**Exercise:**
Skip all pictures, then print the remaining material exactly.

** start The records **

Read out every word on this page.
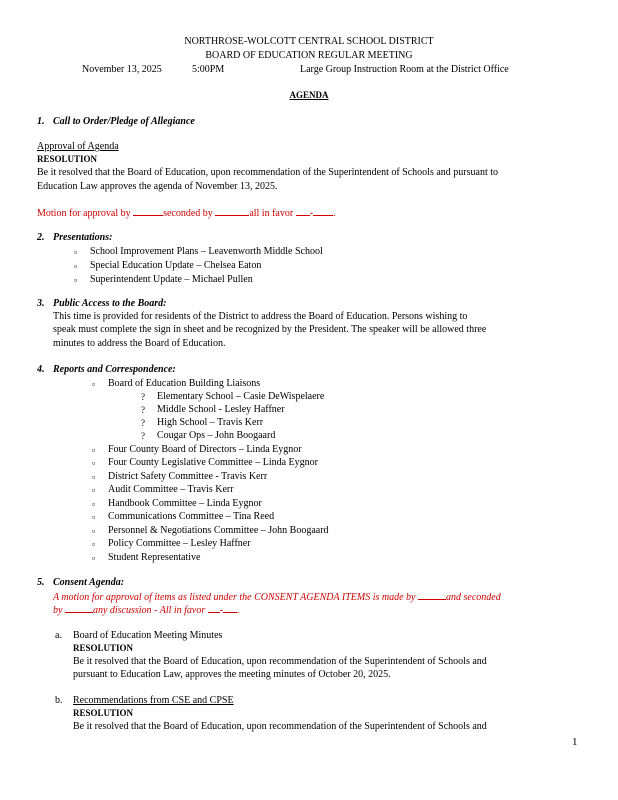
NORTHROSE-WOLCOTT CENTRAL SCHOOL DISTRICT
BOARD OF EDUCATION REGULAR MEETING
November 13, 2025	5:00PM	Large Group Instruction Room at the District Office
AGENDA
1. Call to Order/Pledge of Allegiance
Approval of Agenda
RESOLUTION
Be it resolved that the Board of Education, upon recommendation of the Superintendent of Schools and pursuant to
Education Law approves the agenda of November 13, 2025.
Motion for approval by	seconded by	all in favor - .
2. Presentations:
▫ School Improvement Plans – Leavenworth Middle School
▫ Special Education Update – Chelsea Eaton
▫ Superintendent Update – Michael Pullen
3. Public Access to the Board:
This time is provided for residents of the District to address the Board of Education. Persons wishing to
speak must complete the sign in sheet and be recognized by the President. The speaker will be allowed three
minutes to address the Board of Education.
4. Reports and Correspondence:
▫ Board of Education Building Liaisons
? Elementary School – Casie DeWispelaere
? Middle School - Lesley Haffner
? High School – Travis Kerr
? Cougar Ops – John Boogaard
▫ Four County Board of Directors – Linda Eygnor
▫ Four County Legislative Committee – Linda Eygnor
▫ District Safety Committee - Travis Kerr
▫ Audit Committee – Travis Kerr
▫ Handbook Committee – Linda Eygnor
▫ Communications Committee – Tina Reed
▫ Personnel & Negotiations Committee – John Boogaard
▫ Policy Committee – Lesley Haffner
▫ Student Representative
5. Consent Agenda:
A motion for approval of items as listed under the CONSENT AGENDA ITEMS is made by	and seconded
by	any discussion - All in favor - .
a. Board of Education Meeting Minutes
RESOLUTION
Be it resolved that the Board of Education, upon recommendation of the Superintendent of Schools and
pursuant to Education Law, approves the meeting minutes of October 20, 2025.
b. Recommendations from CSE and CPSE
RESOLUTION
Be it resolved that the Board of Education, upon recommendation of the Superintendent of Schools and
1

** end The records **

**Written answer:**
Read out every word on this page.
NORTHROSE-WOLCOTT CENTRAL SCHOOL DISTRICT
BOARD OF EDUCATION REGULAR MEETING
November 13, 2025	5:00PM	Large Group Instruction Room at the District Office
AGENDA
1. Call to Order/Pledge of Allegiance
Approval of Agenda
RESOLUTION
Be it resolved that the Board of Education, upon recommendation of the Superintendent of Schools and pursuant to
Education Law approves the agenda of November 13, 2025.
Motion for approval by	seconded by	all in favor - .
2. Presentations:
▫ School Improvement Plans – Leavenworth Middle School
▫ Special Education Update – Chelsea Eaton
▫ Superintendent Update – Michael Pullen
3. Public Access to the Board:
This time is provided for residents of the District to address the Board of Education. Persons wishing to
speak must complete the sign in sheet and be recognized by the President. The speaker will be allowed three
minutes to address the Board of Education.
4. Reports and Correspondence:
▫ Board of Education Building Liaisons
? Elementary School – Casie DeWispelaere
? Middle School - Lesley Haffner
? High School – Travis Kerr
? Cougar Ops – John Boogaard
▫ Four County Board of Directors – Linda Eygnor
▫ Four County Legislative Committee – Linda Eygnor
▫ District Safety Committee - Travis Kerr
▫ Audit Committee – Travis Kerr
▫ Handbook Committee – Linda Eygnor
▫ Communications Committee – Tina Reed
▫ Personnel & Negotiations Committee – John Boogaard
▫ Policy Committee – Lesley Haffner
▫ Student Representative
5. Consent Agenda:
A motion for approval of items as listed under the CONSENT AGENDA ITEMS is made by	and seconded
by	any discussion - All in favor - .
a. Board of Education Meeting Minutes
RESOLUTION
Be it resolved that the Board of Education, upon recommendation of the Superintendent of Schools and
pursuant to Education Law, approves the meeting minutes of October 20, 2025.
b. Recommendations from CSE and CPSE
RESOLUTION
Be it resolved that the Board of Education, upon recommendation of the Superintendent of Schools and
1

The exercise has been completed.